_Exercises_
**A.** In the PhD posting on hormesis models, what outcomes are given as examples that small stressors might optimize?
**B.** Write the next part of the PhD posting on hormesis models, starting after its last bullet point.
─── Passage
Mathematical & ML Models of Adaptive Stress (Hormesis) in Health and Disease

We are recruiting a PhD student to develop data-driven mathematical models of biphasic stress responses—the “beneficial-at-low-dose, harmful-at-high-dose” patterns seen in ageing and disease (often termed hormesis). You’ll integrate real-world datasets (e.g., exercise training, therapeutic dosing, and clinical/longitudinal cohorts) with mechanistic and statistical modelling to quantify how small stressors (training load, therapy intensity, timing) can optimise outcomes such as VO₂max, cardiometabolic risk, and mortality proxies.

You will:

• Build and compare dose–response and biphasic models (ODE/SDE, state-space, Bayesian hierarchical, causal inference, interpretable ML).
• Develop tools to discover turning points (benefit→risk transitions) and personalise prescriptions.
• Validate models against open datasets and prospective data; produce reproducible code and visualisations.
──────
─── Raw data
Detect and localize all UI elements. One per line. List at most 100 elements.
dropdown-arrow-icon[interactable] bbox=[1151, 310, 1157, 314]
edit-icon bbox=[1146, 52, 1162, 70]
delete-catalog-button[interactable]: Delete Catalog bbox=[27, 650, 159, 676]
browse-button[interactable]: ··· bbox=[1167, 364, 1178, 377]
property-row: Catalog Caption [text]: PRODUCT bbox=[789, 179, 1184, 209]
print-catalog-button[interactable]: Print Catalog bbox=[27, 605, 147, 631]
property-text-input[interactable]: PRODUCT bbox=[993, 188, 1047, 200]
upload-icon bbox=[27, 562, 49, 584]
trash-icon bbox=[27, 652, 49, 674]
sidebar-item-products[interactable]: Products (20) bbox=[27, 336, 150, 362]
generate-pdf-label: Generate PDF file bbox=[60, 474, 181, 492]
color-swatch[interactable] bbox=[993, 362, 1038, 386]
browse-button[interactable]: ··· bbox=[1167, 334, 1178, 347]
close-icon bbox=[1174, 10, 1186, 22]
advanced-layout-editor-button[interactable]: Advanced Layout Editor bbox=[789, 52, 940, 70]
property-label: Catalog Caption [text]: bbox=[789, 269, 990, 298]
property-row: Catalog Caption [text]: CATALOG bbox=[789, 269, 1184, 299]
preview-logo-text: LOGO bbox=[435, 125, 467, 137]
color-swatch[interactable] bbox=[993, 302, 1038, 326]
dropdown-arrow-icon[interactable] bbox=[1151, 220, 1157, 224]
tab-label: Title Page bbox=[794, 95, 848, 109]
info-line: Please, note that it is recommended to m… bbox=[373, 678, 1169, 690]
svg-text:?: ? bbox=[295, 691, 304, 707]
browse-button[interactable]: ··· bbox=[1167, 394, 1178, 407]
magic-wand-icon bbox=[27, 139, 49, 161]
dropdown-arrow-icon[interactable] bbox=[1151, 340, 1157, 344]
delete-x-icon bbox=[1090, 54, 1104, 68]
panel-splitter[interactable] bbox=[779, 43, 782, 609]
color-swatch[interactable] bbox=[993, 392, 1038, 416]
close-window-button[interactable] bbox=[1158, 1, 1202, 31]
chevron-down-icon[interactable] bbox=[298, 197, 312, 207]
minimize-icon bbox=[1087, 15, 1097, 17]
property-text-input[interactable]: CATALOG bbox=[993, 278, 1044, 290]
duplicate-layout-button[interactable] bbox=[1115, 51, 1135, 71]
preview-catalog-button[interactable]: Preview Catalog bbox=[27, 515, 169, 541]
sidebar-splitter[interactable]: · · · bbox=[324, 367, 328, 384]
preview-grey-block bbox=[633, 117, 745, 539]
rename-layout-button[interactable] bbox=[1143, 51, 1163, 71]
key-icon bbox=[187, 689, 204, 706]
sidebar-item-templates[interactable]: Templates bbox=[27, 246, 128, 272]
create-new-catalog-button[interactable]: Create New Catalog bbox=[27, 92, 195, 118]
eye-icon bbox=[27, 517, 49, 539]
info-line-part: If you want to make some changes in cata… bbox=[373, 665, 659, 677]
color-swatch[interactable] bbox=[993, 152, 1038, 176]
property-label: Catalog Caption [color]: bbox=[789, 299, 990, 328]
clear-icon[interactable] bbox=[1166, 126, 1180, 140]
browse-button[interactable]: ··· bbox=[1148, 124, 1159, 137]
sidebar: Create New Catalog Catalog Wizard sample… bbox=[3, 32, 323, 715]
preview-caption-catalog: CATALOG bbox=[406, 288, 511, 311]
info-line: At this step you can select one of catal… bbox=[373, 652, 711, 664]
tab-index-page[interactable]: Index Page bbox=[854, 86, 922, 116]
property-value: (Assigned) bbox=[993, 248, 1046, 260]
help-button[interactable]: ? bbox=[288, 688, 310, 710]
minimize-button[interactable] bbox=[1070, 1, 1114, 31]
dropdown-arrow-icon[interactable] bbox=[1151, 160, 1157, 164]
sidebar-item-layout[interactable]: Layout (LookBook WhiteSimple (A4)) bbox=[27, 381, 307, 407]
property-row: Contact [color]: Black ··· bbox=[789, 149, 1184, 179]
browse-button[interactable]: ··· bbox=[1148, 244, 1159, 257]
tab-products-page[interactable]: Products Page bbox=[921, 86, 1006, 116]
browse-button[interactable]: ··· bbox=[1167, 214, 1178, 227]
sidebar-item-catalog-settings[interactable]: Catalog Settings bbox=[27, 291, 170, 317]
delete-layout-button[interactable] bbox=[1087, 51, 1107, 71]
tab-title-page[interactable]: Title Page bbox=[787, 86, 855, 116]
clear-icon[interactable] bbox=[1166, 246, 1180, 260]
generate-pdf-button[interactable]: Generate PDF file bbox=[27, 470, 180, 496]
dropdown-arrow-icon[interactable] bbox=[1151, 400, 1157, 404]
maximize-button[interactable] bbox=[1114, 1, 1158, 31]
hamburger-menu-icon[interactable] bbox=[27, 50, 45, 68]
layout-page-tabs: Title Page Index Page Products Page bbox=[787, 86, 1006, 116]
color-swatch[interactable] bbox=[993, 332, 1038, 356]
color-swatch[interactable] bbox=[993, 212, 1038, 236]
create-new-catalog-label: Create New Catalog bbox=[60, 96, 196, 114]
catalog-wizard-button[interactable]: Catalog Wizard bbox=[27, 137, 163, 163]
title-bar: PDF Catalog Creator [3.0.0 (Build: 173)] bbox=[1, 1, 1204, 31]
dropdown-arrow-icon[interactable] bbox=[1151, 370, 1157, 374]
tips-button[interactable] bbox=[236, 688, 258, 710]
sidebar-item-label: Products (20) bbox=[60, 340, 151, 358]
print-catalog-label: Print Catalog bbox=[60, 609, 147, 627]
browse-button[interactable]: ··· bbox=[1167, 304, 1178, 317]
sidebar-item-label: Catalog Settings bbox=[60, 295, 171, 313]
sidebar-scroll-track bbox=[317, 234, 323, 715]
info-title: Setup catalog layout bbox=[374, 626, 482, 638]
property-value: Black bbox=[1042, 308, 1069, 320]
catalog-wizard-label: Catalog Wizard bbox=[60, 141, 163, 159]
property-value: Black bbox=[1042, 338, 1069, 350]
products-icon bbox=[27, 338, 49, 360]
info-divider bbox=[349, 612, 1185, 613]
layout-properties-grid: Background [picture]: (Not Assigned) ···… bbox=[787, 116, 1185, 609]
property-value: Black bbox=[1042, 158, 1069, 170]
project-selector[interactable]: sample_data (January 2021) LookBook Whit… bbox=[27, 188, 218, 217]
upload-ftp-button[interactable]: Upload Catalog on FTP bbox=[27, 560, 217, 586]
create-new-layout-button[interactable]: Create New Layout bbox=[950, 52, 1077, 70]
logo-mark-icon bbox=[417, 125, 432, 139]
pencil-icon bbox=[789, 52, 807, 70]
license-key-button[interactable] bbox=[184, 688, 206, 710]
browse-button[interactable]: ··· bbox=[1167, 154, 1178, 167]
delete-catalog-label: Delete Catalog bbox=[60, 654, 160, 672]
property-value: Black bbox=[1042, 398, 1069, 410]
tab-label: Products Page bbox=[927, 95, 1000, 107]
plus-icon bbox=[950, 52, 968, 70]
──────
_Written answers_
**A.** VO₂max, cardiometabolic risk, and mortality proxies.

**B.**
You bring:

• Background in applied maths, statistics, computer science, or related field.
• Solid skills in programming; familiarity with ODE or probabilistic modelling, optimisation, or ML.
• Interest in translating methods across domains (control, pharmacometrics, reliability) into biomedicine.

Why this PhD:

• Work at the interface of mechanistic modelling and machine learning with immediate impact on exercise and therapy design.
• Publish in both methodological and application venues; collaborate with clinicians, sport scientists and other mathematicians/data scientists.